● Page:

_ _ _ _ _ _ _

But the answer to this argument is that the defendant, which seeks to bar the plaintiffs from this Court, is a New York corporation, doing business here and domiciled here. It held itself out to the plaintiffs as being able and willing to provide them with an automobile for a touring trip in Europe. The plaintiffs were known to the defendant to be United States citizens and residents, departing for a relatively brief European vacation and intending to return here where they had their home and day to day contacts. Within the framework of the surrounding circumstances, and having held itself out to the plaintiffs as being able to furnish a car in Europe for a stipulated period of time, it is not unreasonable that the defendant be expected to hold itself answerable before the courts here for alleged breaches of its contractual obligations. Its principal office and field of business activity are here and they are sufficient to justify retention of jurisdiction, notwithstanding the fact that a large part of its contractual performance took place abroad.
There are neither extreme circumstances nor manifest injustice which indicate that this Court should force American citizens to seek redress in a foreign court,
a course of action which United States courts are reluctant to take. Vanity Fair Mills v. T. Eaton Co., supra, 234 F.2d at page 646
But the defendant's argument does not rest alone on the broad considerations just referred to. It asserts that the written agreement between the parties provides for the exclusive jurisdiction of the French courts; that this provision is reasonable, and therefore valid, and should be enforced.
The element of reasonableness is urged by the defendant on substantially the same grounds previously urged to move the Court's discretion to decline jurisdiction. This reasonableness, the defendant argues, 'becomes still more apparent in light of the facts as they subsequently occurred and the situation of the parties as they now stand.' What I have already said on the discretionary branch of the defendant's motion applies with equal force here. Nor does the defendant's argument that Spanish law may be applied (on the tort phases of the case) and French law as well (on the contract phases), strengthen its position. The necessity to apply foreign laws is a frequent problem in the federal courts and one with which they have become familiar; foreign laws and their interpretation are questions of fact, triable and reviewable as are any other factual issues.
But apart from what I have said, this case presents serious threshold impediments before the reasonableness of the parties' alleged jurisdictional stipulation may be considered. It must first be determined what the written contract between the parties is. Once this is determined, its meaning must be ascertained. Then, and only if the French court jurisdictional stipulation, much bruited by the parties, is found to be in the case at all, may its effect be determined.
Much of the affidavits, oral argument and the written briefs has been taken up by the meaning of the French terms of the contract, and I shall allude to them later. However, that problem arises when and only when the Court finds that these French terms are a part of the written contract between the parties.

_ _ _ _ _ _ _

● Listed records:
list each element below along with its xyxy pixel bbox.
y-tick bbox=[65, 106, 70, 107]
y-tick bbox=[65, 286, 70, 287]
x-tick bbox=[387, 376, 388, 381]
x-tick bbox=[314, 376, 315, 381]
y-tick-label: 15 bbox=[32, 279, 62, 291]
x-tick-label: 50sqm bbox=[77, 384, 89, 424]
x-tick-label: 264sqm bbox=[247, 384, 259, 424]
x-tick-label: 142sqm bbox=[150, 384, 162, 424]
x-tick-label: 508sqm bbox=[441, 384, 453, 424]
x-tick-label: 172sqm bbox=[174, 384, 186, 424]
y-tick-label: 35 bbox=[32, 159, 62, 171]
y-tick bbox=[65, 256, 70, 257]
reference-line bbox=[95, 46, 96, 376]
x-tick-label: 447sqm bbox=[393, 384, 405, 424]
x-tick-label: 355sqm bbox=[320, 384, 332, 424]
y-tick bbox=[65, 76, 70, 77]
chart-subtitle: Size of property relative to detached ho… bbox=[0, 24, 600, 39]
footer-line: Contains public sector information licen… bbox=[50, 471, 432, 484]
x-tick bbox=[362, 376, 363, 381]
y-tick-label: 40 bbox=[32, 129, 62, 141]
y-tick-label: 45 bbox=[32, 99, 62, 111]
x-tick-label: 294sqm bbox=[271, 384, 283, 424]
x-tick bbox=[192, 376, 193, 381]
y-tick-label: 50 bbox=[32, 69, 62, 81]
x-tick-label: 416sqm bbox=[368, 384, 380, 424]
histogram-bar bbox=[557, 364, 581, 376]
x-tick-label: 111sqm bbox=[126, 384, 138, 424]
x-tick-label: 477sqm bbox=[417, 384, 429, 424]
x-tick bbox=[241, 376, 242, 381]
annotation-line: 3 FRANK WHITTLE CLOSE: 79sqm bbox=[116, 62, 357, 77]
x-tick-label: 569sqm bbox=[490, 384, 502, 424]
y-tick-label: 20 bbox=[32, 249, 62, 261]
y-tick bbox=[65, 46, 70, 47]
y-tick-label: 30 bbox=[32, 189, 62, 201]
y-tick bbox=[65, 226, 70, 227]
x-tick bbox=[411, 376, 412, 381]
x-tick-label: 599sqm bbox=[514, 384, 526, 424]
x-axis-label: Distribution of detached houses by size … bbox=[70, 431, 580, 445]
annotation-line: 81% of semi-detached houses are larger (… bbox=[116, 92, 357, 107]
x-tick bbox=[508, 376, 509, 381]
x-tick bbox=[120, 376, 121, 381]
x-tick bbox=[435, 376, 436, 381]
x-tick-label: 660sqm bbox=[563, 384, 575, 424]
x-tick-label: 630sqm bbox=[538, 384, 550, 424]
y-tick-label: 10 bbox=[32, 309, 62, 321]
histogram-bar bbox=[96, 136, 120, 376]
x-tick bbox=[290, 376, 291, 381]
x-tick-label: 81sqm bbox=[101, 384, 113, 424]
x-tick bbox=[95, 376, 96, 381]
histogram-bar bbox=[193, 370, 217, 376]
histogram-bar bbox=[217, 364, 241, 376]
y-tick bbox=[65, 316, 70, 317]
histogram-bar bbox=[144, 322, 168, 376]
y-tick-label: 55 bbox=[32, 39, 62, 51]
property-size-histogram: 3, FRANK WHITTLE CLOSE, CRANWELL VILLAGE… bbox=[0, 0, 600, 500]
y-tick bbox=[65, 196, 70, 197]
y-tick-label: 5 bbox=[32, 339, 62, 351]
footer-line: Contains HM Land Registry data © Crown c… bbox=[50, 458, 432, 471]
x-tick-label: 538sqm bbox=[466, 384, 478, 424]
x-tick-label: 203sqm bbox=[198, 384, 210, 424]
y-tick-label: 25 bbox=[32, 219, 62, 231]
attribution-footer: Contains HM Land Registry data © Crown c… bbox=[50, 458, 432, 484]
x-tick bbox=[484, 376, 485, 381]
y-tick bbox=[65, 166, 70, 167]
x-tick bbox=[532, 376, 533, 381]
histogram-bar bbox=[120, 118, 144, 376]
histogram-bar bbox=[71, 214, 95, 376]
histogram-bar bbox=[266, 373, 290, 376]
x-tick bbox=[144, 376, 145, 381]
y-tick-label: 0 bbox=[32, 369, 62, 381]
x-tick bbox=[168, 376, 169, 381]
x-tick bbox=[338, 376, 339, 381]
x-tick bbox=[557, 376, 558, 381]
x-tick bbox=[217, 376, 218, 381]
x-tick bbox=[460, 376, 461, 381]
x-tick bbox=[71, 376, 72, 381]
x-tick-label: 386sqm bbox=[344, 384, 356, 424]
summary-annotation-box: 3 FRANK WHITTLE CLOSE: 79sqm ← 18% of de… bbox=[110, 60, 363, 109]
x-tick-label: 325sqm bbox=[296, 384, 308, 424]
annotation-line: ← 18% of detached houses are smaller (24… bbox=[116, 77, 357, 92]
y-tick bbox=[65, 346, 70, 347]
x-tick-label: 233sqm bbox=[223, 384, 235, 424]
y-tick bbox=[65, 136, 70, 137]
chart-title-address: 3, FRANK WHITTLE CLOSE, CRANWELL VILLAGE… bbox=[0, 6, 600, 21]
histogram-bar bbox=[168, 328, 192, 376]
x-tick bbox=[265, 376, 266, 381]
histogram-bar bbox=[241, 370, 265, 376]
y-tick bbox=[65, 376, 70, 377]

_ _ _ _ _ _ _

● Required task 1:
Answer these questions from the court opinion:
(a) What state is the defendant a corporation of?
(b) The defendant says the written agreement gives exclusive jurisdiction to the courts of which country?
(c) Which country's law does the defendant say may be applied to the tort phases of the case?
● Required task 2:
Reproduce the passage of the court opinion starting with "But apart from" and going on through "between the parties.".
The listing comes from a separate source and is unrelated to the court opinion.

● Full solution 1:
(a) New York
(b) France
(c) Spain

● Full solution 2:
But apart from what I have said, this case presents serious threshold impediments before the reasonableness of the parties' alleged jurisdictional stipulation may be considered. It must first be determined what the written contract between the parties is. Once this is determined, its meaning must be ascertained. Then, and only if the French court jurisdictional stipulation, much bruited by the parties, is found to be in the case at all, may its effect be determined.
Much of the affidavits, oral argument and the written briefs has been taken up by the meaning of the French terms of the contract, and I shall allude to them later. However, that problem arises when and only when the Court finds that these French terms are a part of the written contract between the parties.